Set task ▸
Retype the records below exactly as they appear, but leave out any pictures.

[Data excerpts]
----------

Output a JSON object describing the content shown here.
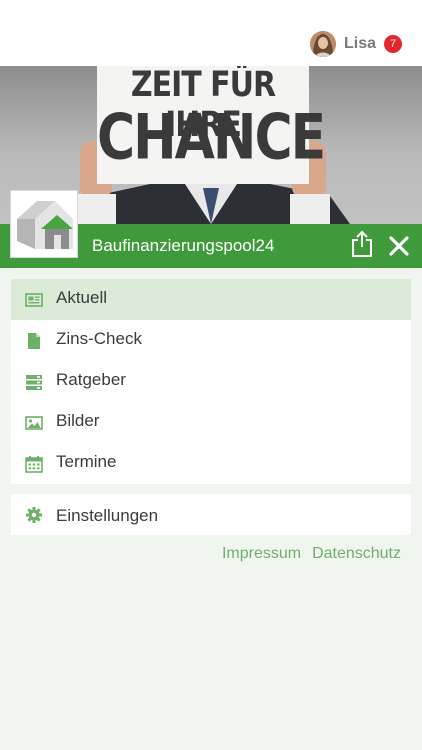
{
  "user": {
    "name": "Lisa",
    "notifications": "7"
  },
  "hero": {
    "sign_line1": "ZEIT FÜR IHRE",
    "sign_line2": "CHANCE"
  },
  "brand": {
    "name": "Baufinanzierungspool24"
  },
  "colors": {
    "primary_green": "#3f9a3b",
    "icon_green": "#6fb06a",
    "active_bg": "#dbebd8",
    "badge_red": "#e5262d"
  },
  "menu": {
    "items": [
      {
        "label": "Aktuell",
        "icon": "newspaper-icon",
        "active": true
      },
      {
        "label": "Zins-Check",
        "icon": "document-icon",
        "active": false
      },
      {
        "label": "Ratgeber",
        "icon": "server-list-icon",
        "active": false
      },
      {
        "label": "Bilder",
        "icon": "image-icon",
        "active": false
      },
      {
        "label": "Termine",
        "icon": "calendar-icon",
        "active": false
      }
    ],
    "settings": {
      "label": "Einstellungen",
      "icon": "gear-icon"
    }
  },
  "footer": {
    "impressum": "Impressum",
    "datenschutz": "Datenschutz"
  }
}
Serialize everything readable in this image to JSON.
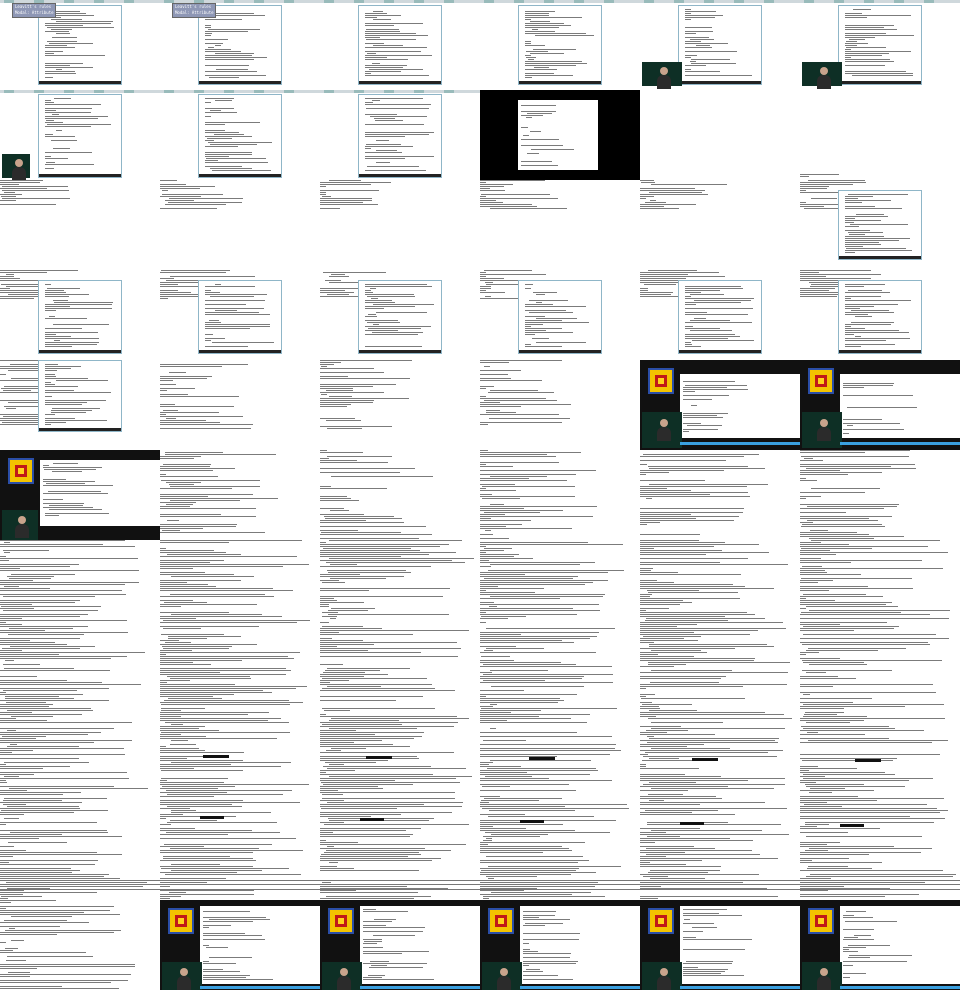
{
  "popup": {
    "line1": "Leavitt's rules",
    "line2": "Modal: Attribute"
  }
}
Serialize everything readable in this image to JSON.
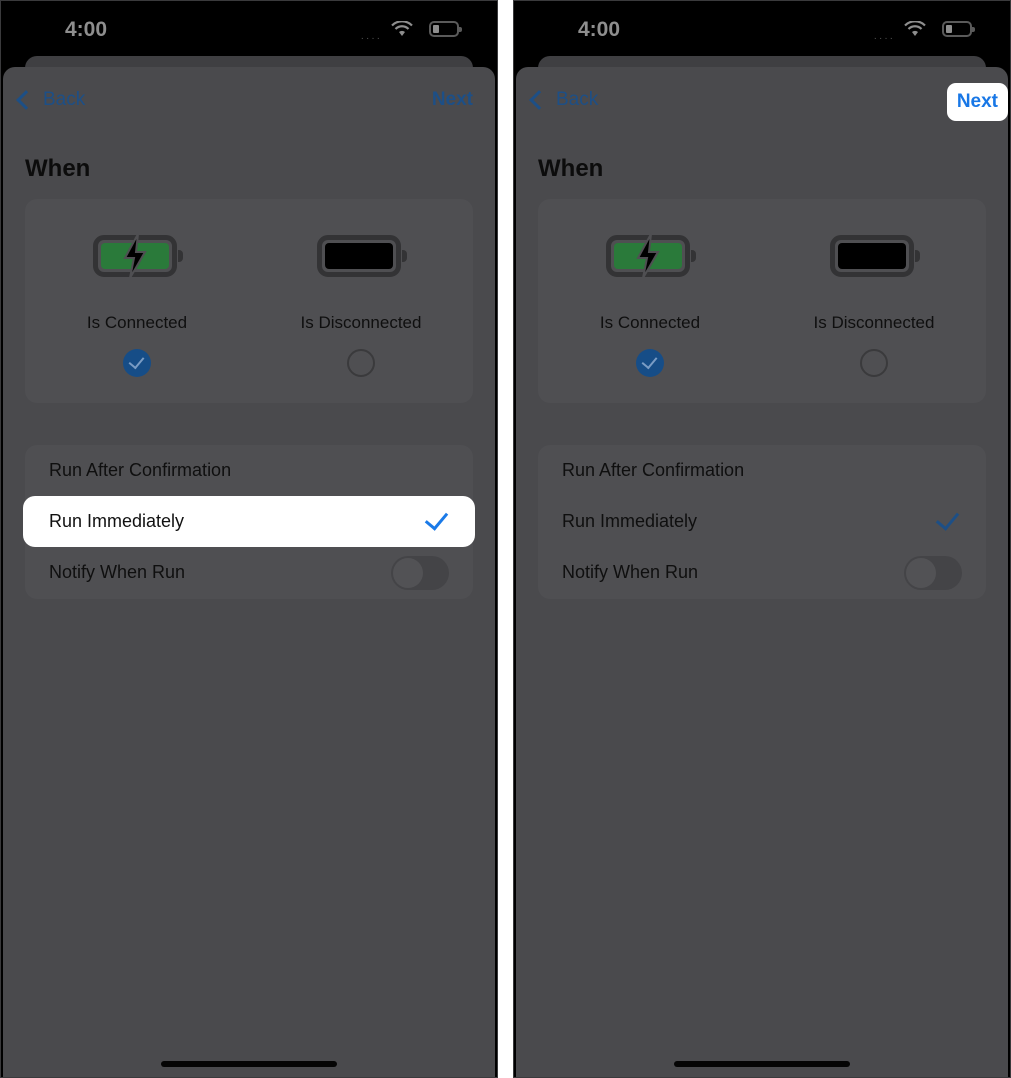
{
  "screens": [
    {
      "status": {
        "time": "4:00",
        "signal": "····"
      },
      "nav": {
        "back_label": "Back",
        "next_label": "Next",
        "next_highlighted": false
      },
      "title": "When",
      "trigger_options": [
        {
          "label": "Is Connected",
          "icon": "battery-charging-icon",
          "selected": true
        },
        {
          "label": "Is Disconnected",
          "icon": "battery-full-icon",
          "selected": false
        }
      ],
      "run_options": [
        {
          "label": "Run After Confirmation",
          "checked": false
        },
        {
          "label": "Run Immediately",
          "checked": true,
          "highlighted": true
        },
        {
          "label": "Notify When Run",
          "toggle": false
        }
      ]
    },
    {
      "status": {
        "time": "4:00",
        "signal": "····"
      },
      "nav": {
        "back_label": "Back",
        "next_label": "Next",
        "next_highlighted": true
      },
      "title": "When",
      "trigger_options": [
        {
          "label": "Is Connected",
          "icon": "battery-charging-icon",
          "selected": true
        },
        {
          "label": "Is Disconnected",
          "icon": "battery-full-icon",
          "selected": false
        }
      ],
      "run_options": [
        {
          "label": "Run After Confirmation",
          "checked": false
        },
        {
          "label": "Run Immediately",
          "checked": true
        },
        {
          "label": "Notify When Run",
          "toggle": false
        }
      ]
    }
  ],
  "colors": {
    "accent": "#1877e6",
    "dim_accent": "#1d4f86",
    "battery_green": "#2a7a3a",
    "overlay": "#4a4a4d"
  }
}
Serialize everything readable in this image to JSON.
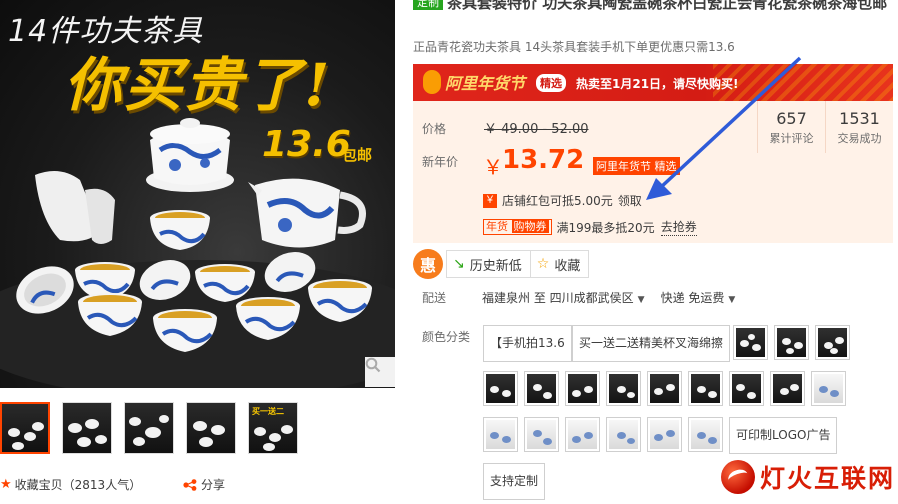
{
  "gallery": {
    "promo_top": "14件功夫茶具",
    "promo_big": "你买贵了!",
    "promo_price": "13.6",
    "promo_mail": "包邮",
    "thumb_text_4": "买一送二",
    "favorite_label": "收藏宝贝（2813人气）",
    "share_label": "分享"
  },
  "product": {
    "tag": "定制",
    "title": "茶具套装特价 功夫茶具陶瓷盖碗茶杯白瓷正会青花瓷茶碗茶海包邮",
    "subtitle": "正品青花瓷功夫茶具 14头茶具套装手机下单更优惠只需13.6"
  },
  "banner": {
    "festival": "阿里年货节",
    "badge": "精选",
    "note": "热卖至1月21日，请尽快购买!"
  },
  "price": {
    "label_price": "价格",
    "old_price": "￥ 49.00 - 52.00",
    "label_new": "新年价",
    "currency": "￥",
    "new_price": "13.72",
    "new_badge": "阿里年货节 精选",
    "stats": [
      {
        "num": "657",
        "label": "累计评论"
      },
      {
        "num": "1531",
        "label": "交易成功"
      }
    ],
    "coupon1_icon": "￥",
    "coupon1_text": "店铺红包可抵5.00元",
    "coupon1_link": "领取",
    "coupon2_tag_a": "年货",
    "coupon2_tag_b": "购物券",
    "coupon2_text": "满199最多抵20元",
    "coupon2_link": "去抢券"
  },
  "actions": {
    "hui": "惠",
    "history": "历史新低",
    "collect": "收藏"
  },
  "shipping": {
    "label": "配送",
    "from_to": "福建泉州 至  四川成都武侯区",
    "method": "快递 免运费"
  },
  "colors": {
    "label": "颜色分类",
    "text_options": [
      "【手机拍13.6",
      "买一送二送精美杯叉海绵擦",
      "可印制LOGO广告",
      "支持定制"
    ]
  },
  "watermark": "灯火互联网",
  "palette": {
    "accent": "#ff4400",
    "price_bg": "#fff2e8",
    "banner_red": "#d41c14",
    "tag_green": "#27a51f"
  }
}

----------

Solution below ▸
Output a JSON object describing the content shown here.
{
  "user": {
    "name": "Lisa",
    "notifications": "7"
  },
  "hero": {
    "sign_line1": "ZEIT FÜR IHRE",
    "sign_line2": "CHANCE"
  },
  "brand": {
    "name": "Baufinanzierungspool24"
  },
  "colors": {
    "primary_green": "#3f9a3b",
    "icon_green": "#6fb06a",
    "active_bg": "#dbebd8",
    "badge_red": "#e5262d"
  },
  "menu": {
    "items": [
      {
        "label": "Aktuell",
        "icon": "newspaper-icon",
        "active": true
      },
      {
        "label": "Zins-Check",
        "icon": "document-icon",
        "active": false
      },
      {
        "label": "Ratgeber",
        "icon": "server-list-icon",
        "active": false
      },
      {
        "label": "Bilder",
        "icon": "image-icon",
        "active": false
      },
      {
        "label": "Termine",
        "icon": "calendar-icon",
        "active": false
      }
    ],
    "settings": {
      "label": "Einstellungen",
      "icon": "gear-icon"
    }
  },
  "footer": {
    "impressum": "Impressum",
    "datenschutz": "Datenschutz"
  }
}
Serialize everything readable in this image to JSON.
{
  "popup": {
    "line1": "Leavitt's rules",
    "line2": "Modal: Attribute"
  }
}
Serialize everything readable in this image to JSON.
{
  "screens": [
    {
      "status": {
        "time": "4:00",
        "signal": "····"
      },
      "nav": {
        "back_label": "Back",
        "next_label": "Next",
        "next_highlighted": false
      },
      "title": "When",
      "trigger_options": [
        {
          "label": "Is Connected",
          "icon": "battery-charging-icon",
          "selected": true
        },
        {
          "label": "Is Disconnected",
          "icon": "battery-full-icon",
          "selected": false
        }
      ],
      "run_options": [
        {
          "label": "Run After Confirmation",
          "checked": false
        },
        {
          "label": "Run Immediately",
          "checked": true,
          "highlighted": true
        },
        {
          "label": "Notify When Run",
          "toggle": false
        }
      ]
    },
    {
      "status": {
        "time": "4:00",
        "signal": "····"
      },
      "nav": {
        "back_label": "Back",
        "next_label": "Next",
        "next_highlighted": true
      },
      "title": "When",
      "trigger_options": [
        {
          "label": "Is Connected",
          "icon": "battery-charging-icon",
          "selected": true
        },
        {
          "label": "Is Disconnected",
          "icon": "battery-full-icon",
          "selected": false
        }
      ],
      "run_options": [
        {
          "label": "Run After Confirmation",
          "checked": false
        },
        {
          "label": "Run Immediately",
          "checked": true
        },
        {
          "label": "Notify When Run",
          "toggle": false
        }
      ]
    }
  ],
  "colors": {
    "accent": "#1877e6",
    "dim_accent": "#1d4f86",
    "battery_green": "#2a7a3a",
    "overlay": "#4a4a4d"
  }
}
Serialize everything readable in this image to JSON.
{
  "gallery": {
    "promo_top": "14件功夫茶具",
    "promo_big": "你买贵了!",
    "promo_price": "13.6",
    "promo_mail": "包邮",
    "thumb_text_4": "买一送二",
    "favorite_label": "收藏宝贝（2813人气）",
    "share_label": "分享"
  },
  "product": {
    "tag": "定制",
    "title": "茶具套装特价 功夫茶具陶瓷盖碗茶杯白瓷正会青花瓷茶碗茶海包邮",
    "subtitle": "正品青花瓷功夫茶具 14头茶具套装手机下单更优惠只需13.6"
  },
  "banner": {
    "festival": "阿里年货节",
    "badge": "精选",
    "note": "热卖至1月21日，请尽快购买!"
  },
  "price": {
    "label_price": "价格",
    "old_price": "￥ 49.00 - 52.00",
    "label_new": "新年价",
    "currency": "￥",
    "new_price": "13.72",
    "new_badge": "阿里年货节 精选",
    "stats": [
      {
        "num": "657",
        "label": "累计评论"
      },
      {
        "num": "1531",
        "label": "交易成功"
      }
    ],
    "coupon1_icon": "￥",
    "coupon1_text": "店铺红包可抵5.00元",
    "coupon1_link": "领取",
    "coupon2_tag_a": "年货",
    "coupon2_tag_b": "购物券",
    "coupon2_text": "满199最多抵20元",
    "coupon2_link": "去抢券"
  },
  "actions": {
    "hui": "惠",
    "history": "历史新低",
    "collect": "收藏"
  },
  "shipping": {
    "label": "配送",
    "from_to": "福建泉州 至  四川成都武侯区",
    "method": "快递 免运费"
  },
  "colors": {
    "label": "颜色分类",
    "text_options": [
      "【手机拍13.6",
      "买一送二送精美杯叉海绵擦",
      "可印制LOGO广告",
      "支持定制"
    ]
  },
  "watermark": "灯火互联网",
  "palette": {
    "accent": "#ff4400",
    "price_bg": "#fff2e8",
    "banner_red": "#d41c14",
    "tag_green": "#27a51f"
  }
}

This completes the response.